▶ _WRITTEN TASK_:
Count how many lines hold the string "Kerntakte". Give that number alone.

▶ _Stored data entries_:

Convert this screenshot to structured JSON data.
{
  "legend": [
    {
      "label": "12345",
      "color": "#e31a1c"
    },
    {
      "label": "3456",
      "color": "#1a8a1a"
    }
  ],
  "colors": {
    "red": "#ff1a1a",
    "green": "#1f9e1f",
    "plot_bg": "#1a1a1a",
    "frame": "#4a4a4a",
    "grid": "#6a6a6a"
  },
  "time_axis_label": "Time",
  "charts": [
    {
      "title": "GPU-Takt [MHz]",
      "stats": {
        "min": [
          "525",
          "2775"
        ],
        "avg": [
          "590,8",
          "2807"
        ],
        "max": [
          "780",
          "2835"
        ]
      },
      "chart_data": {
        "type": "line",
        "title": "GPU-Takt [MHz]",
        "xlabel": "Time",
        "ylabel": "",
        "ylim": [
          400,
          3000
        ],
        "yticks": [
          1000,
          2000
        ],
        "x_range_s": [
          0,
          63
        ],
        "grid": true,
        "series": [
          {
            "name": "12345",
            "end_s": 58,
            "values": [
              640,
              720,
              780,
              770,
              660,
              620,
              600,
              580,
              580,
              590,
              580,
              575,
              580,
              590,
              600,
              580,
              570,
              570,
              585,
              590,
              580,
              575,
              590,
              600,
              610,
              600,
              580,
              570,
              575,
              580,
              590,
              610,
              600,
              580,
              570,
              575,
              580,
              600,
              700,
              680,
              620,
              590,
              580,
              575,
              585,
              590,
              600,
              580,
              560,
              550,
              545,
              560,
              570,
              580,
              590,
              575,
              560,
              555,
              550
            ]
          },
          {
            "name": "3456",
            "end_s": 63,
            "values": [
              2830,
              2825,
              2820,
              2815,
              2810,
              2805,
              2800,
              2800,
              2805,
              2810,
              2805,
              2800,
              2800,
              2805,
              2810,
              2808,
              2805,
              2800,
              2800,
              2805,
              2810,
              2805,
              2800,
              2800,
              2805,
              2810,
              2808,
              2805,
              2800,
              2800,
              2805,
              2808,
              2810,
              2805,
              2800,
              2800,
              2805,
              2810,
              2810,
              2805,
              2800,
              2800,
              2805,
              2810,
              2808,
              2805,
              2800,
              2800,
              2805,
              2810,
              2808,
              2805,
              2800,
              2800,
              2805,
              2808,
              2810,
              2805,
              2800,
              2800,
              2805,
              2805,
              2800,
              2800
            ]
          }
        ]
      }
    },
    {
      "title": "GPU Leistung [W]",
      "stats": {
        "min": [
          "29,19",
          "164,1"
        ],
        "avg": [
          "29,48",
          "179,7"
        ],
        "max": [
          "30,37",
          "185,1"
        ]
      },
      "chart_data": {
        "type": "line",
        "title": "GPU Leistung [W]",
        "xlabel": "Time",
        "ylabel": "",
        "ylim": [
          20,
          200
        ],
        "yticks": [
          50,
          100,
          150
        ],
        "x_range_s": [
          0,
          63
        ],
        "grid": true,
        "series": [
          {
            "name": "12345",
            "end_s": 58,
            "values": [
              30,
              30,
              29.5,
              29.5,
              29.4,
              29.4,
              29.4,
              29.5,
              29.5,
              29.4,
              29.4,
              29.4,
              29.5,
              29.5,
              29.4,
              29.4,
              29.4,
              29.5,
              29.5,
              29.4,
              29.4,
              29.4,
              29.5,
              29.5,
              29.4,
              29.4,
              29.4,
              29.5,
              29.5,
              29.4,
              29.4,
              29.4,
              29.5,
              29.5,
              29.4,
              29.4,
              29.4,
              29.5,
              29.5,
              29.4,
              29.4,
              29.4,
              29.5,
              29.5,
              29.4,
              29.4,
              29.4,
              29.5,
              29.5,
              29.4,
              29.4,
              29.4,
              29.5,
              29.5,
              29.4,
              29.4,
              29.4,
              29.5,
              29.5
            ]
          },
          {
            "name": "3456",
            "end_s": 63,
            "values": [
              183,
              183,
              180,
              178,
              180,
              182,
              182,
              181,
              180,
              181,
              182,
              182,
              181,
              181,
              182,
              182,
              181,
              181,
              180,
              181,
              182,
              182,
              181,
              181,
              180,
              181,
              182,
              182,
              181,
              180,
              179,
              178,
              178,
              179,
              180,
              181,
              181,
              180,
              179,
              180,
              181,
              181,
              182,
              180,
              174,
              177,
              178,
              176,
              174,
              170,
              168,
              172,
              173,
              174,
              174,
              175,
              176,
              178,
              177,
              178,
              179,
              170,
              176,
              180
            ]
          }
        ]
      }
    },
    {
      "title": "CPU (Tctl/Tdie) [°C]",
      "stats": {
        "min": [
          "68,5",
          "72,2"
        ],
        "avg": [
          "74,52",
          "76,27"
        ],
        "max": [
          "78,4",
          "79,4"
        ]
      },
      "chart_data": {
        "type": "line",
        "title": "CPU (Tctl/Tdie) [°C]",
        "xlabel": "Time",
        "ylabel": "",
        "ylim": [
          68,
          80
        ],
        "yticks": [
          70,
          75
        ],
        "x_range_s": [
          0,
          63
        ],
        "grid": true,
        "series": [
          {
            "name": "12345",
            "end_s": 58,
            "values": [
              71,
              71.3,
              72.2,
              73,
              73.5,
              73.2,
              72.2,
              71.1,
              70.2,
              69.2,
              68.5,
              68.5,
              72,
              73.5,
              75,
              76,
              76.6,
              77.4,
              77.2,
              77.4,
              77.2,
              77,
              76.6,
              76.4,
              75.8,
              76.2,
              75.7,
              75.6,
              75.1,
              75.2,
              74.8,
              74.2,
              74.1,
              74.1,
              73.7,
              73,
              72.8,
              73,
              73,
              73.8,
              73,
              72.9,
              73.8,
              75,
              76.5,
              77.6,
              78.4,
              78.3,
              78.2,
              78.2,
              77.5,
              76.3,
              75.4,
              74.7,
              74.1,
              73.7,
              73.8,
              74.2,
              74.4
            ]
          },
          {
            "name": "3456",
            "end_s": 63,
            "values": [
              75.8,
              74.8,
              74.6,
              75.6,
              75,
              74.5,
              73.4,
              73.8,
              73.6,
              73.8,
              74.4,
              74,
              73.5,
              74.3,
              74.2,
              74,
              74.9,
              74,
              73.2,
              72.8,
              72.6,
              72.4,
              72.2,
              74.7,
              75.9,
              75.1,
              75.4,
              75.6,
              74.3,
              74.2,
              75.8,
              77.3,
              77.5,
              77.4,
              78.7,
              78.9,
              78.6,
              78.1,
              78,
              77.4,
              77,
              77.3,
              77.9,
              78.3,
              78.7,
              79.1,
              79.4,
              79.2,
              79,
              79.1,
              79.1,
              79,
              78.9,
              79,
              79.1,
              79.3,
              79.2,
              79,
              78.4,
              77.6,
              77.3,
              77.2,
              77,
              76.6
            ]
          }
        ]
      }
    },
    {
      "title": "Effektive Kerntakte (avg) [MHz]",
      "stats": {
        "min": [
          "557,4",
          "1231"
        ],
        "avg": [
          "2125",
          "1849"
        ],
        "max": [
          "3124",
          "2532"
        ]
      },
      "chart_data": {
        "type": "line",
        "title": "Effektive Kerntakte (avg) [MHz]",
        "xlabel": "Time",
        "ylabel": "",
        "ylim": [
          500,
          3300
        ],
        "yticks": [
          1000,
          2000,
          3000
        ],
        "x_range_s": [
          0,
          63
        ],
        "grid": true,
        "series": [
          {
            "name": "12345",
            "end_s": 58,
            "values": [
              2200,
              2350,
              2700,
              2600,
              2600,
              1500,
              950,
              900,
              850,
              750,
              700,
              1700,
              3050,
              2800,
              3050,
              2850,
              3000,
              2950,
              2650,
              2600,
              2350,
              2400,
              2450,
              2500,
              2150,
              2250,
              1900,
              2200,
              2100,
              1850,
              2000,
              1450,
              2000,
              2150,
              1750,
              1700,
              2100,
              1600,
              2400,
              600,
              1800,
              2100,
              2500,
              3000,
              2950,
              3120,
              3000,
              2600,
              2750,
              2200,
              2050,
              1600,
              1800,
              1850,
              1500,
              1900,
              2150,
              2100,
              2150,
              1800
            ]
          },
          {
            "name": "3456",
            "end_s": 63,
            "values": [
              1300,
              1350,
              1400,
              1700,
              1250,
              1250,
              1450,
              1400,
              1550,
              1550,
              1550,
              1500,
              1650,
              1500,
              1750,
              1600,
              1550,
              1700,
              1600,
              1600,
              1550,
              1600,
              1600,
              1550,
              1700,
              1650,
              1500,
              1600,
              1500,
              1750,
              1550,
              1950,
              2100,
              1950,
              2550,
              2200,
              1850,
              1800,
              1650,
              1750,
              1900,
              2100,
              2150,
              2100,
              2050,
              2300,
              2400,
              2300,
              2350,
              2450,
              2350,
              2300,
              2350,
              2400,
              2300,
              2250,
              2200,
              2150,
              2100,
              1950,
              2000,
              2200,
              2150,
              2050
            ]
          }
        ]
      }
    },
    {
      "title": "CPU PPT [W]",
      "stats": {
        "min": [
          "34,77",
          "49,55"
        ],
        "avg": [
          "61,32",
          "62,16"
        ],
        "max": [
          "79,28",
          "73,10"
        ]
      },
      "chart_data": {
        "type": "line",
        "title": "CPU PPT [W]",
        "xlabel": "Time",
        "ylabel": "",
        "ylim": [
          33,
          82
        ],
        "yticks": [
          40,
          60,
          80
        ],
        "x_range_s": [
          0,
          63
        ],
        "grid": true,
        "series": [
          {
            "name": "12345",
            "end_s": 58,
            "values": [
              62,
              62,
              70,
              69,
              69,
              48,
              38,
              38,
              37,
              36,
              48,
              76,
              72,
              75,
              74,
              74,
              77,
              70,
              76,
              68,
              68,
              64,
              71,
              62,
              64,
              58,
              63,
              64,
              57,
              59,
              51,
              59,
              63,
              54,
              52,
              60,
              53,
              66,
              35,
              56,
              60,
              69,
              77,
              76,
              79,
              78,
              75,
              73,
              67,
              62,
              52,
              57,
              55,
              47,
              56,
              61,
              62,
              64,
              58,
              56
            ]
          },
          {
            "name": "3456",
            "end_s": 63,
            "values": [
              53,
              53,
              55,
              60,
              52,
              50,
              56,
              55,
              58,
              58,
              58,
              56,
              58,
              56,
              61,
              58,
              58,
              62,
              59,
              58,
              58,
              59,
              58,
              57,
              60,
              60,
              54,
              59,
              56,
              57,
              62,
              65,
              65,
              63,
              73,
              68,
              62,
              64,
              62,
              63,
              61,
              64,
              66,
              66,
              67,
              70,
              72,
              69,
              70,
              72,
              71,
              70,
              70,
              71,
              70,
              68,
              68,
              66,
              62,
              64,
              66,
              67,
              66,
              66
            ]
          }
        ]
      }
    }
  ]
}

▶ _WRITTEN SOLUTION_:
2